→ **Items from a figure collection**
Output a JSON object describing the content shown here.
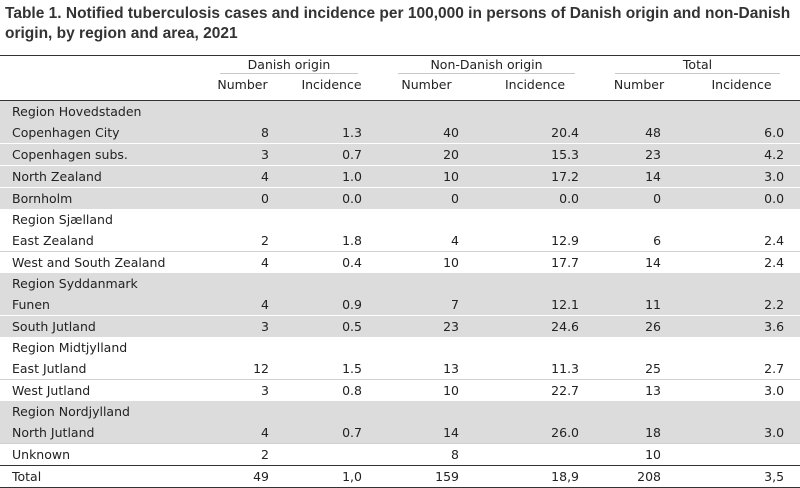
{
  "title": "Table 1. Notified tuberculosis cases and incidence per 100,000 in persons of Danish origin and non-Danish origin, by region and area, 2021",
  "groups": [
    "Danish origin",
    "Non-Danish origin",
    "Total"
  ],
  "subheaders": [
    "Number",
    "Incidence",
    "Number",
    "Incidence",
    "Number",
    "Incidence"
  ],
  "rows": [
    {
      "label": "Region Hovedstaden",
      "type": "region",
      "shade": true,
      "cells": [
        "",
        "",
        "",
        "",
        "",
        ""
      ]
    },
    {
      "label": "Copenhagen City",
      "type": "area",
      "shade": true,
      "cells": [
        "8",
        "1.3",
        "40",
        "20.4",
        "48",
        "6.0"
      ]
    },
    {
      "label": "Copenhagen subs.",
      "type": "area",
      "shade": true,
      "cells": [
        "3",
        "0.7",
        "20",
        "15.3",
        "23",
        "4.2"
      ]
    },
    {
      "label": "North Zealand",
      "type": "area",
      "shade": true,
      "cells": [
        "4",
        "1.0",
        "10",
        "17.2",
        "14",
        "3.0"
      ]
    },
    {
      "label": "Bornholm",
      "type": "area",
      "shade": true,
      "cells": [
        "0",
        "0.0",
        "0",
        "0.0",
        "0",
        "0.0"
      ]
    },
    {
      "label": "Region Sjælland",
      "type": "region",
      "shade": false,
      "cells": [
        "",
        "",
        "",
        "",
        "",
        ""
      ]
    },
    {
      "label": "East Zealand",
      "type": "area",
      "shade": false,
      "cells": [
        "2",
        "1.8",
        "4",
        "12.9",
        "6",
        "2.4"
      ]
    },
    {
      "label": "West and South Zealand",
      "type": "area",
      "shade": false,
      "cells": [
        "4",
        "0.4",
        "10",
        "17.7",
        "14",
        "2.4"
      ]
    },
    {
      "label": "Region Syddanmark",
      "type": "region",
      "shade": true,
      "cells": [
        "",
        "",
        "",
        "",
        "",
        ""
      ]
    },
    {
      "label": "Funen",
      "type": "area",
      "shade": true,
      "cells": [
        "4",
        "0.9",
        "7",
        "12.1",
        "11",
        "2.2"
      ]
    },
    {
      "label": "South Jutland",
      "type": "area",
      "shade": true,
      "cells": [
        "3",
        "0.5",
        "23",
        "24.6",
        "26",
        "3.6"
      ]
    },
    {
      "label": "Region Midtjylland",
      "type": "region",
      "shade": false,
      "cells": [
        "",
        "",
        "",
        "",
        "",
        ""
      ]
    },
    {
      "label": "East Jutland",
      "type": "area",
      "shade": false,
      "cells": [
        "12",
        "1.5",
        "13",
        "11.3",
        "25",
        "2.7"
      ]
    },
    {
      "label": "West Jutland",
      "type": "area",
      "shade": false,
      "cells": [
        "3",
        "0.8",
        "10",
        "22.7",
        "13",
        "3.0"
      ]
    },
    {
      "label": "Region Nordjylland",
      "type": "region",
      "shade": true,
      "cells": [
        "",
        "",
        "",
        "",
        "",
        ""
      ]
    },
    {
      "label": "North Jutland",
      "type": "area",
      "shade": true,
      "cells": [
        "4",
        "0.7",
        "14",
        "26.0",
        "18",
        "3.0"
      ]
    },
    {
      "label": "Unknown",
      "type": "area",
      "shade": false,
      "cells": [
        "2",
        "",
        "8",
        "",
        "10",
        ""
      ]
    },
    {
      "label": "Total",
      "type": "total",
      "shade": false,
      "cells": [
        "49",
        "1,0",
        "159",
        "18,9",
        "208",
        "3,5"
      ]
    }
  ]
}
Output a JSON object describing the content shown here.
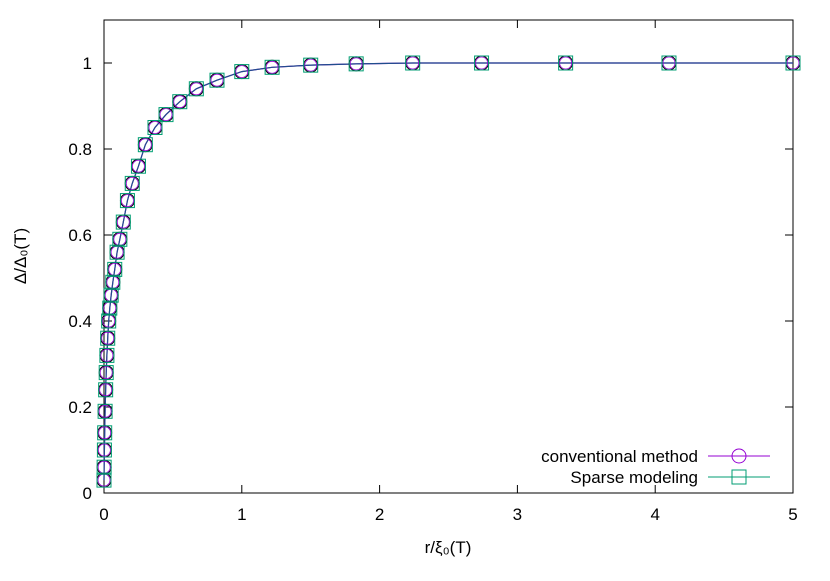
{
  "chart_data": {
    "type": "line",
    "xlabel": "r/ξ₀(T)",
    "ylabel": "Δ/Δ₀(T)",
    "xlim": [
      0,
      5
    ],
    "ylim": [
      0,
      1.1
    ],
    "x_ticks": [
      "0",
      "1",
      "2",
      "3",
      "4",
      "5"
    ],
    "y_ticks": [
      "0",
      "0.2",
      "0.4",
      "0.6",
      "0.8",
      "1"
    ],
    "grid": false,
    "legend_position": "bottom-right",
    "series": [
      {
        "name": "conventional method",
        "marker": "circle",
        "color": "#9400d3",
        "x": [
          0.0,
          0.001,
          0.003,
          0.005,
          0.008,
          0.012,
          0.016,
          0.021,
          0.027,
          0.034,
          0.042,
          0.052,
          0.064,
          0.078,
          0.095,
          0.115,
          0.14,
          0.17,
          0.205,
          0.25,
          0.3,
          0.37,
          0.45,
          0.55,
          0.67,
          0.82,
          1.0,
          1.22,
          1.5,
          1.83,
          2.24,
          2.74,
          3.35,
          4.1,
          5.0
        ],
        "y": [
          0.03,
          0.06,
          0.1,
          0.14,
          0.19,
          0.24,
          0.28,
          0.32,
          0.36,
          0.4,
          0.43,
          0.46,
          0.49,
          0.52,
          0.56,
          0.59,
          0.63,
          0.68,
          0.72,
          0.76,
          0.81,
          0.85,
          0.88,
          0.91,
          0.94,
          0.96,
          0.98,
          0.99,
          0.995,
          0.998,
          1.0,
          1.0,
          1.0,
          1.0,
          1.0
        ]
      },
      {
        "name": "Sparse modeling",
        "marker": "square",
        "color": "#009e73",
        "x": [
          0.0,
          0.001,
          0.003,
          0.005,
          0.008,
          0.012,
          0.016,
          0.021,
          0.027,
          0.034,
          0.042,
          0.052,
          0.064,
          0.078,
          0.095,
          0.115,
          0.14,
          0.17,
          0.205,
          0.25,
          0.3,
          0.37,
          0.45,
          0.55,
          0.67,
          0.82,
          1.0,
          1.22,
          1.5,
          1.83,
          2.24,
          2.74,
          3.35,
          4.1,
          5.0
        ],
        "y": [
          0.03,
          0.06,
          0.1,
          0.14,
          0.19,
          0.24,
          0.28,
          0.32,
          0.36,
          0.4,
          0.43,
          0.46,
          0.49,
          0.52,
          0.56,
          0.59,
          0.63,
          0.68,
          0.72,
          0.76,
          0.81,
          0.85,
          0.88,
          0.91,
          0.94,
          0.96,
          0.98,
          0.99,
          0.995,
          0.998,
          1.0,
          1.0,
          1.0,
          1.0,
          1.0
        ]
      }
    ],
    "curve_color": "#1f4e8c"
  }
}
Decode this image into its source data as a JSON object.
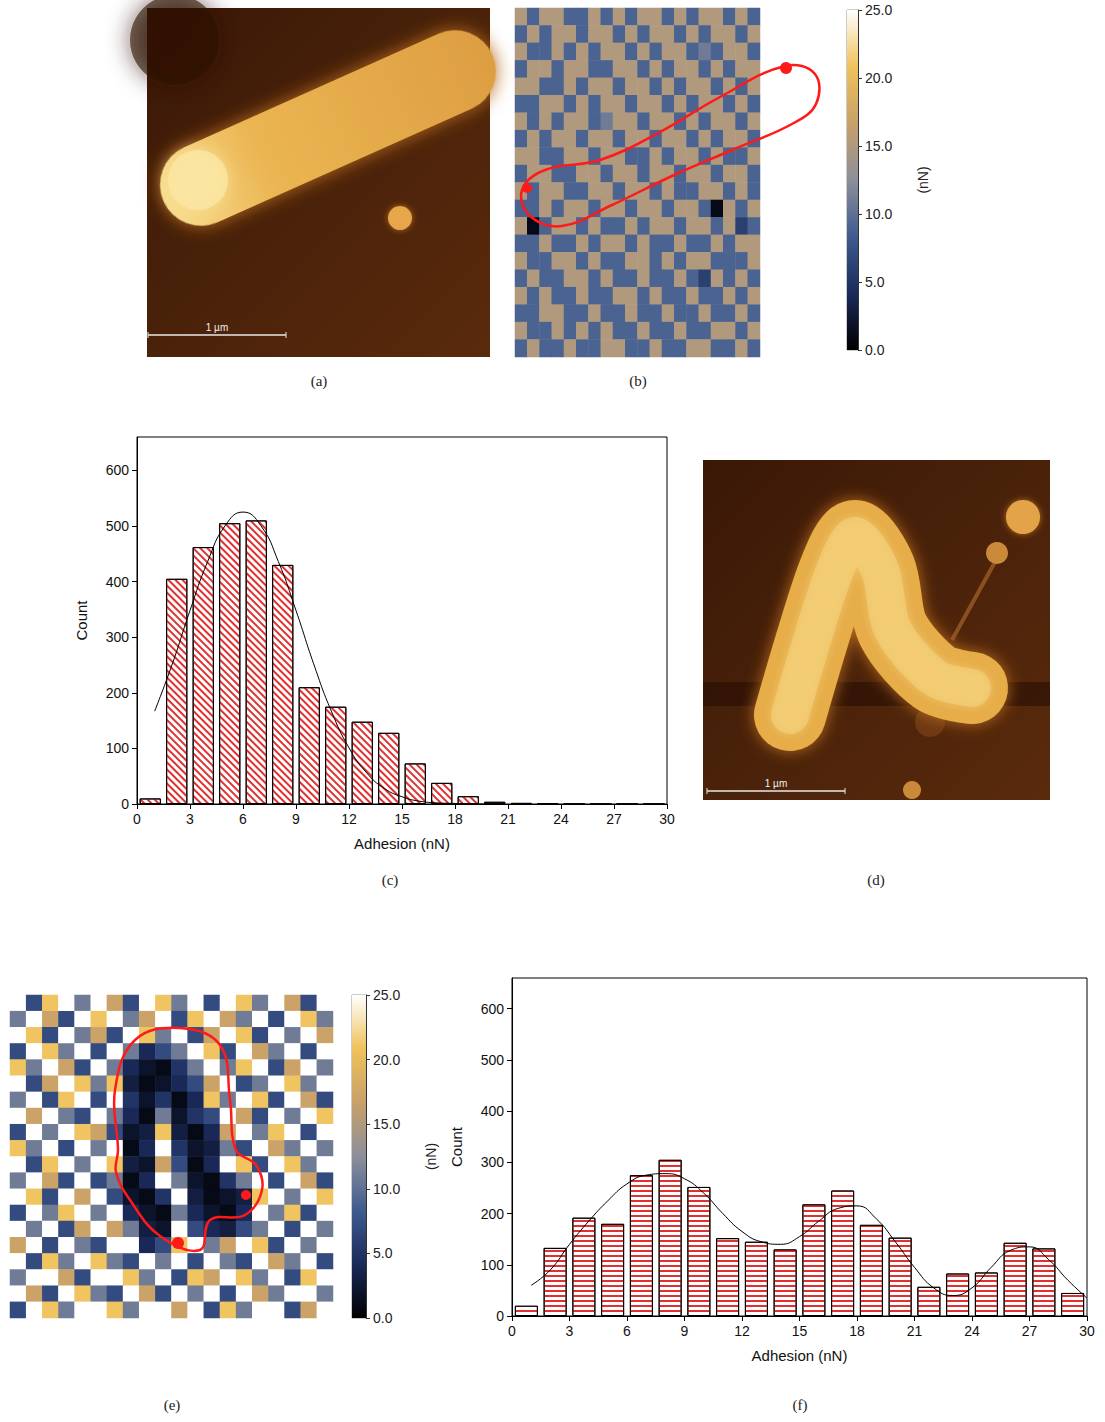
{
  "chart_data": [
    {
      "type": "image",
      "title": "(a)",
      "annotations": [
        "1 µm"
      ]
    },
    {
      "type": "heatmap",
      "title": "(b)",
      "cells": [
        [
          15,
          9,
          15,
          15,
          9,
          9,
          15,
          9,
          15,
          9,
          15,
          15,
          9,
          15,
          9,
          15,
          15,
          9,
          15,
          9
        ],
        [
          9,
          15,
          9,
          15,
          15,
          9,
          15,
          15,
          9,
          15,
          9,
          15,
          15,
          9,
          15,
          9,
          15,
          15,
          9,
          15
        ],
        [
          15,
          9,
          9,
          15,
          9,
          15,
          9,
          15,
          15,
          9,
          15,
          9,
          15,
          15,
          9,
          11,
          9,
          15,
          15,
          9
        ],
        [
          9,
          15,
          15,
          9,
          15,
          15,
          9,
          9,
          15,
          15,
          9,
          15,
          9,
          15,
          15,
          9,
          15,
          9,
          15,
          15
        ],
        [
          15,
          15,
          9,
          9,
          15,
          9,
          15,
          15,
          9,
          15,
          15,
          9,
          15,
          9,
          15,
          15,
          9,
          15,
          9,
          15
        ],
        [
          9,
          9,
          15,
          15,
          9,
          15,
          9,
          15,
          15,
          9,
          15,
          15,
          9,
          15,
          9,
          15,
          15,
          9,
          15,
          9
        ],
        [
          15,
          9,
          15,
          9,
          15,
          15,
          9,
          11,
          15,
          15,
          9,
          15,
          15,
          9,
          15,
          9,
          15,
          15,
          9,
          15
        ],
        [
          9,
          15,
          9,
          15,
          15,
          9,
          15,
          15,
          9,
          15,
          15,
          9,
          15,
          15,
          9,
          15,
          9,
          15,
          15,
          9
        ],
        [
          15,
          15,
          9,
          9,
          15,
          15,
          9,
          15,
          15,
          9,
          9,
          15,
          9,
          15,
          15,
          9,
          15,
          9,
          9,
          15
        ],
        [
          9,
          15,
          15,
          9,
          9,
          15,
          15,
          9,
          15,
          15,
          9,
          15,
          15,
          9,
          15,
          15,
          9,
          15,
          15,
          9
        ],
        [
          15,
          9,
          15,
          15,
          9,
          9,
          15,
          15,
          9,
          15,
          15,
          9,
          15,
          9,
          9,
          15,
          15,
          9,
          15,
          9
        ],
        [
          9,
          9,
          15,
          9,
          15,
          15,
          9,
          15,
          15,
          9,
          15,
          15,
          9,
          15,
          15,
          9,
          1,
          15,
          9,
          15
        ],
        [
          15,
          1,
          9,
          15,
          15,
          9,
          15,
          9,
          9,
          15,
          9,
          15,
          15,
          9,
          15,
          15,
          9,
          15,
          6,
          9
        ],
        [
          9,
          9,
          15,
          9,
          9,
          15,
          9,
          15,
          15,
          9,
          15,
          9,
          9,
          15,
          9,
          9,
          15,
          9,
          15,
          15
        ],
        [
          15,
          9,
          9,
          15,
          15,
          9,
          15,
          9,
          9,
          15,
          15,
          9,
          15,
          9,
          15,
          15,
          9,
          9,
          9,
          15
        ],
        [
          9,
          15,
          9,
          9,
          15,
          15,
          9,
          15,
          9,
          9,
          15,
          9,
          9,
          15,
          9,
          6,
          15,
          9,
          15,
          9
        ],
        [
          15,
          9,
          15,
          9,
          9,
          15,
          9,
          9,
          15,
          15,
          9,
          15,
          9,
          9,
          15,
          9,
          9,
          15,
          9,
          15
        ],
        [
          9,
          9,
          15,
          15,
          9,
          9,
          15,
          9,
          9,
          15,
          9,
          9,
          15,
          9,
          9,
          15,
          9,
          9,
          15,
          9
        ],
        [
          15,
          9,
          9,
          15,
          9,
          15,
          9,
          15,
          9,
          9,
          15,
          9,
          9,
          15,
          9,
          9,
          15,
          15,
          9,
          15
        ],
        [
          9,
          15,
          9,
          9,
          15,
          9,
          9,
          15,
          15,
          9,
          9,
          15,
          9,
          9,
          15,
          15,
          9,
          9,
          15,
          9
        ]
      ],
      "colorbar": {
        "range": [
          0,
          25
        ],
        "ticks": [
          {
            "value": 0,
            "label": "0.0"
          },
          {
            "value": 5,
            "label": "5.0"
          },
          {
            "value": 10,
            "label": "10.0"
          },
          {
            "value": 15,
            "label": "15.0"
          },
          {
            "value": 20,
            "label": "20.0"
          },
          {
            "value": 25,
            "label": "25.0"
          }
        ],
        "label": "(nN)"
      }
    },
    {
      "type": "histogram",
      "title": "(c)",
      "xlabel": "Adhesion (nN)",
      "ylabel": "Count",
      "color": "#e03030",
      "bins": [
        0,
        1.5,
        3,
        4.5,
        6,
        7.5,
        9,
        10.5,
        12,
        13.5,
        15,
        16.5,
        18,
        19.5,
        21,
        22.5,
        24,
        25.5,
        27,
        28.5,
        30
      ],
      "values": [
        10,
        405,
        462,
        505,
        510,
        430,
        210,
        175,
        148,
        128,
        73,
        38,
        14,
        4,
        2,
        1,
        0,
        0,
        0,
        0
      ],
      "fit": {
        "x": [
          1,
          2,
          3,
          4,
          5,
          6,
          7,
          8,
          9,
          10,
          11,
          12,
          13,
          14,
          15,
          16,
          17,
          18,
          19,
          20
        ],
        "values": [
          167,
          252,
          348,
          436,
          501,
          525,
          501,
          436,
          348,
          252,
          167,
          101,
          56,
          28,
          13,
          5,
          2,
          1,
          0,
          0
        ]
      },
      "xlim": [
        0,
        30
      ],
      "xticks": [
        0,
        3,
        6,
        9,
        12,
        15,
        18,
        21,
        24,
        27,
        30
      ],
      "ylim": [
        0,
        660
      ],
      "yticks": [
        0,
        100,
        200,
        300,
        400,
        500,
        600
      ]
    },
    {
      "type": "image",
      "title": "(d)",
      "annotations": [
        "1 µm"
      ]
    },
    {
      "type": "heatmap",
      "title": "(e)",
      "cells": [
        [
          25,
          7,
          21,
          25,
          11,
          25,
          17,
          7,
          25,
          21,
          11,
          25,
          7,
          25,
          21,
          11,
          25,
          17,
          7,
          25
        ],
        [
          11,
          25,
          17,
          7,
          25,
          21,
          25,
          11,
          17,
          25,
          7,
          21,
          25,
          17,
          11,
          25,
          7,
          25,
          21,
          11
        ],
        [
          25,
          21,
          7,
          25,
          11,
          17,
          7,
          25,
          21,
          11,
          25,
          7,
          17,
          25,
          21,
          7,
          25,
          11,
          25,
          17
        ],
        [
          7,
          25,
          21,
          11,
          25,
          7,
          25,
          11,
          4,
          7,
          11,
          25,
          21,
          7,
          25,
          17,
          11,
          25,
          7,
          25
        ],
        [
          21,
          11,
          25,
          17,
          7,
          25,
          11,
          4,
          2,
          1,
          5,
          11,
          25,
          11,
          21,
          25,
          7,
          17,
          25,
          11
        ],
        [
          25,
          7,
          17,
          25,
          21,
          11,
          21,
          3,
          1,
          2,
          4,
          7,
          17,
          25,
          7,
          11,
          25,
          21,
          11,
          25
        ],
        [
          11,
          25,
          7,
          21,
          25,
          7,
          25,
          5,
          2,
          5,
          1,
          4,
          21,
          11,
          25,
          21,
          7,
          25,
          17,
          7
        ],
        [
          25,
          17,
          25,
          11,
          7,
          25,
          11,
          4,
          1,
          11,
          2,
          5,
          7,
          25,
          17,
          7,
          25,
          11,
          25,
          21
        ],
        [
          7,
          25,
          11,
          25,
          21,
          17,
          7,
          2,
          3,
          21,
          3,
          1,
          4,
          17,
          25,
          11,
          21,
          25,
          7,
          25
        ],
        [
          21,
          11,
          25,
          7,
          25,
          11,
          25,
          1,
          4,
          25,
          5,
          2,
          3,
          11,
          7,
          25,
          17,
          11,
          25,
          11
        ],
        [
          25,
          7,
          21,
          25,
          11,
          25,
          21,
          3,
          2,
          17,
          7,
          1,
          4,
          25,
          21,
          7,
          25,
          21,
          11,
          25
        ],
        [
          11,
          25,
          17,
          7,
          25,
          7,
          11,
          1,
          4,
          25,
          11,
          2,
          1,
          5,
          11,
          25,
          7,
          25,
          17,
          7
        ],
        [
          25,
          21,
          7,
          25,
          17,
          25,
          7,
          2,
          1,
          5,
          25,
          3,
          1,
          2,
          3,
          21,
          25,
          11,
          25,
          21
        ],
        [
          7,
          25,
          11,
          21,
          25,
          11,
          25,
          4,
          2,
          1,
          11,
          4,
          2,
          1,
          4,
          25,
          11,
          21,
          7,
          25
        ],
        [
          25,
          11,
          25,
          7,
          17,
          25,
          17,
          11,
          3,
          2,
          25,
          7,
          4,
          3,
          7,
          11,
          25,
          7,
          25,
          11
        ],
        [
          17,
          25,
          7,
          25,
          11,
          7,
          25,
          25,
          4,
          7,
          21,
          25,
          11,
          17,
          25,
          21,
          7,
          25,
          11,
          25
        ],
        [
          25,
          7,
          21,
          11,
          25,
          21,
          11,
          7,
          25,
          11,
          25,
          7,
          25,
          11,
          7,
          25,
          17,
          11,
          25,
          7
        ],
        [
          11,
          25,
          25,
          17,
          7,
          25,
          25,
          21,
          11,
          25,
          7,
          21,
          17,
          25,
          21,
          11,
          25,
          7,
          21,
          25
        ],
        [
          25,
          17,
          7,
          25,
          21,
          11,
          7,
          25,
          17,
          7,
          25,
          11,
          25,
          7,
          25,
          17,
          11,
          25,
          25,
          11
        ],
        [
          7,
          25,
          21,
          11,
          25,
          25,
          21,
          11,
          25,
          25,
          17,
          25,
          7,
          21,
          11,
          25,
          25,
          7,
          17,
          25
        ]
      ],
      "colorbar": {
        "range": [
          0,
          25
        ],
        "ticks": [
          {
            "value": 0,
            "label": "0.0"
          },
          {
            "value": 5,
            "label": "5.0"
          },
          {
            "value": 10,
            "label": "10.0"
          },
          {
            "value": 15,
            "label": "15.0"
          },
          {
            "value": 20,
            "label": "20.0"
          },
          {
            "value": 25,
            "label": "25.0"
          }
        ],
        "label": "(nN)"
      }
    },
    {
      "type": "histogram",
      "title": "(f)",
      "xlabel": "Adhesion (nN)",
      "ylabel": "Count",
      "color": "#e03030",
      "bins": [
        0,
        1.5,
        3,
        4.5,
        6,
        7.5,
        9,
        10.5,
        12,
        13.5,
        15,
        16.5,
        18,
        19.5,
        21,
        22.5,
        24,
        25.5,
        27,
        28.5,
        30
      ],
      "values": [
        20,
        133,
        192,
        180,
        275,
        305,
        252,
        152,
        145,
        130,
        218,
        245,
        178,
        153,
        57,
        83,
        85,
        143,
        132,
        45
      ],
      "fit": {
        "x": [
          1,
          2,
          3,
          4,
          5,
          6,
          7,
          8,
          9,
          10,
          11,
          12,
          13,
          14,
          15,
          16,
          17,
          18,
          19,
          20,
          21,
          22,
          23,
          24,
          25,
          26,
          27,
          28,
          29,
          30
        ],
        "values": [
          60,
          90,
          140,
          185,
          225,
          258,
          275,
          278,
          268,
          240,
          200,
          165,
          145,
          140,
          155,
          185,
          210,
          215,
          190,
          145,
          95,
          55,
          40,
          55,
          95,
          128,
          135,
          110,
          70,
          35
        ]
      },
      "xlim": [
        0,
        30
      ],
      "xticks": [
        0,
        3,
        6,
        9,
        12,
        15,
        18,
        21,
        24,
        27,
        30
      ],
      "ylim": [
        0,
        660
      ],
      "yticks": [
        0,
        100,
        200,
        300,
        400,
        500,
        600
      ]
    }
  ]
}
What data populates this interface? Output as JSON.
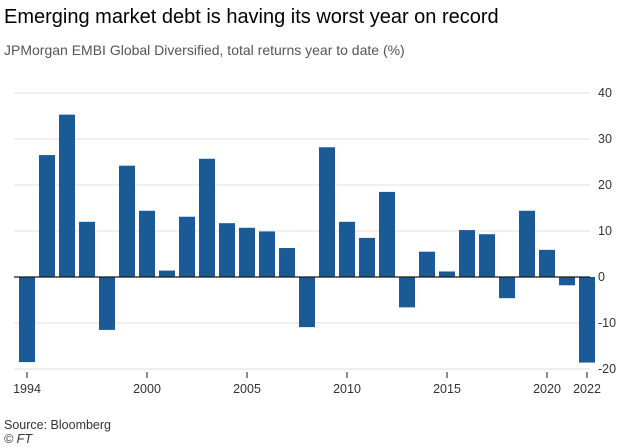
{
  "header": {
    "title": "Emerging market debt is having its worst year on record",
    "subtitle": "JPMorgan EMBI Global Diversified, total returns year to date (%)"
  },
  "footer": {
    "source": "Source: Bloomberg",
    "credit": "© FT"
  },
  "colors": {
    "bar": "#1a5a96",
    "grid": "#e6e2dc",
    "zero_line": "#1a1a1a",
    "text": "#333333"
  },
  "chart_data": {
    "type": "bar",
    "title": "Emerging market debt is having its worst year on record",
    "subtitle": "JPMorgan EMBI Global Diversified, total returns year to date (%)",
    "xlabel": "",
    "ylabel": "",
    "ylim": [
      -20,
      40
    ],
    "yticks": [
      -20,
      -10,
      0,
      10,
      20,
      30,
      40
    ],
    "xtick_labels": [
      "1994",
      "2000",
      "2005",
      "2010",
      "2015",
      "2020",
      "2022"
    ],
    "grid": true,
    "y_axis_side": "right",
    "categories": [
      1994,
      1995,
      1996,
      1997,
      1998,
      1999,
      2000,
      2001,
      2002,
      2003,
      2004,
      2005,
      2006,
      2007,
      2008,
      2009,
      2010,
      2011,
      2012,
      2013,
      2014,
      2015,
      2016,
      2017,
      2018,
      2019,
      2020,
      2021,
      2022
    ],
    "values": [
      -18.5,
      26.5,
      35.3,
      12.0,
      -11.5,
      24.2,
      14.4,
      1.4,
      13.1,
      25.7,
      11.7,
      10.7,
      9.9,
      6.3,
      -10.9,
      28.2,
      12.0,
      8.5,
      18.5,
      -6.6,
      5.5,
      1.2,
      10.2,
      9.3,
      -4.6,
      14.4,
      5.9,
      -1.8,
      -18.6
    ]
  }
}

→ **EXERCISE DIRECTIONS**
Find the word "year" in the entries above and gather every line that holds it.

→ **TASK SOLUTION**
    "title": "Emerging market debt is having its worst year on record",
    "subtitle": "JPMorgan EMBI Global Diversified, total returns year to date (%)"
    "title": "Emerging market debt is having its worst year on record",
    "subtitle": "JPMorgan EMBI Global Diversified, total returns year to date (%)",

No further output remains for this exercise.